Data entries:

────────

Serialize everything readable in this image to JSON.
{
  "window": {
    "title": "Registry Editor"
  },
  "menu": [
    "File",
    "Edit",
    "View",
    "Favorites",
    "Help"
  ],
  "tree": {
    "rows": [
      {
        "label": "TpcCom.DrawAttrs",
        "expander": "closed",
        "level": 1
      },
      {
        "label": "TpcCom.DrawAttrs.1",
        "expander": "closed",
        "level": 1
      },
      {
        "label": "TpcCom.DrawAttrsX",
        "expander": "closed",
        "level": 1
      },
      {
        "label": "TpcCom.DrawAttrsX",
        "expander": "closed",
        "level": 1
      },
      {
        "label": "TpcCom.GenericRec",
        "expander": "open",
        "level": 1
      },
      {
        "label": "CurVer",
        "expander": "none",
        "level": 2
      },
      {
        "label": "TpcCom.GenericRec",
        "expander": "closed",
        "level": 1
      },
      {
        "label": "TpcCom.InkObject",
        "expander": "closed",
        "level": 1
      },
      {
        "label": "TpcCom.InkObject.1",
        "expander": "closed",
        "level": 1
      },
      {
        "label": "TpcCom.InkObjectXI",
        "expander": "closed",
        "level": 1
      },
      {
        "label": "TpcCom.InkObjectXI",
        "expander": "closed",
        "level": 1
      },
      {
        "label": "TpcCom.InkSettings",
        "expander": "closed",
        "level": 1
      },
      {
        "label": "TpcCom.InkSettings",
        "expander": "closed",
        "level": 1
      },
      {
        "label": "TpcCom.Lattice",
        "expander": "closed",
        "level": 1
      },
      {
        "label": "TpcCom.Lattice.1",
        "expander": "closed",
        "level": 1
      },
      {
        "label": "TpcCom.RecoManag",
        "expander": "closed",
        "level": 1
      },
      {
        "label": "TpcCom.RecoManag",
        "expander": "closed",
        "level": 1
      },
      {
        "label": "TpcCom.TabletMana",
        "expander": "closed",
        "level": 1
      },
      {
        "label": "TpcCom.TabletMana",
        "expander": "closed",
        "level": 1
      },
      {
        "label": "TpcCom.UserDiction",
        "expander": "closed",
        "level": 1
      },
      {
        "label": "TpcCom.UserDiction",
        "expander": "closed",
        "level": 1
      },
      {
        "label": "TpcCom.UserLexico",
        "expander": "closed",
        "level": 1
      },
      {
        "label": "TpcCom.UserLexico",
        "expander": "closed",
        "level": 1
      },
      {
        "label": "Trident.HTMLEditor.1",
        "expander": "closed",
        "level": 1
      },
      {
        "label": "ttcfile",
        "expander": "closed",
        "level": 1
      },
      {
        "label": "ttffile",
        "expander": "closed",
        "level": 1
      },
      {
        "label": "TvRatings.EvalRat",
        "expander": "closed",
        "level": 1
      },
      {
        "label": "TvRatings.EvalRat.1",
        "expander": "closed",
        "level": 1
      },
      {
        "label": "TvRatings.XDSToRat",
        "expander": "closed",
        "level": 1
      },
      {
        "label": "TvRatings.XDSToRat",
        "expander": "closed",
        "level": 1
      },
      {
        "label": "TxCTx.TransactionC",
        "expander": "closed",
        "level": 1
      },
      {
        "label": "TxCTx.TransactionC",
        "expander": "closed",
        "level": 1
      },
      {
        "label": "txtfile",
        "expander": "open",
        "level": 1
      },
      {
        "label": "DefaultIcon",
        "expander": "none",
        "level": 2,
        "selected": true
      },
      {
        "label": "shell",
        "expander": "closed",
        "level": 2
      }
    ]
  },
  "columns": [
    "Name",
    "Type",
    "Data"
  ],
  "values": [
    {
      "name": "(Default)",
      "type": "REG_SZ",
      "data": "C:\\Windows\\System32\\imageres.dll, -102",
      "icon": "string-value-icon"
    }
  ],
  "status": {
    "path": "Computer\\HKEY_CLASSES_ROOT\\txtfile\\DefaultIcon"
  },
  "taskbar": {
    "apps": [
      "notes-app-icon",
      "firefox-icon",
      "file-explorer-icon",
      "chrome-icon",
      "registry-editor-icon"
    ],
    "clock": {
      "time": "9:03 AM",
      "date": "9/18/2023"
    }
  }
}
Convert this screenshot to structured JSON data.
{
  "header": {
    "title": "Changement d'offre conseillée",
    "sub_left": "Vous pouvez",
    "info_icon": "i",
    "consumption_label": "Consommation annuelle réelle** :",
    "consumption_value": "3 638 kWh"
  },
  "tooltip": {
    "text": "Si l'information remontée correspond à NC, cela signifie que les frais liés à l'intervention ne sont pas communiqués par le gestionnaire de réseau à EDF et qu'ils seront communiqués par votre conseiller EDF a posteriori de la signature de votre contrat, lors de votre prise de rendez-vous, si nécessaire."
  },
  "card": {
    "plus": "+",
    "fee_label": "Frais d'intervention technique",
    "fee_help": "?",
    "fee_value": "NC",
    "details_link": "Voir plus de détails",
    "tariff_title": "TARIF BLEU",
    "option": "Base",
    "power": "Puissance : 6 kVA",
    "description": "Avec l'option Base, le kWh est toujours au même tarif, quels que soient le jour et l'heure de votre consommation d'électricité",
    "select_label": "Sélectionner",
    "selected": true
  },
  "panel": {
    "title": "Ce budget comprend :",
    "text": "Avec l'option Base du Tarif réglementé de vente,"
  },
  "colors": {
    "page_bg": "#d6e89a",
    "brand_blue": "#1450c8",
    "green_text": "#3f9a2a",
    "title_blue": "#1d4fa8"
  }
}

────────

### [Set task]
Tally the lines of the data that contain the string "Base" and report the total alone.

### [Correct response]
3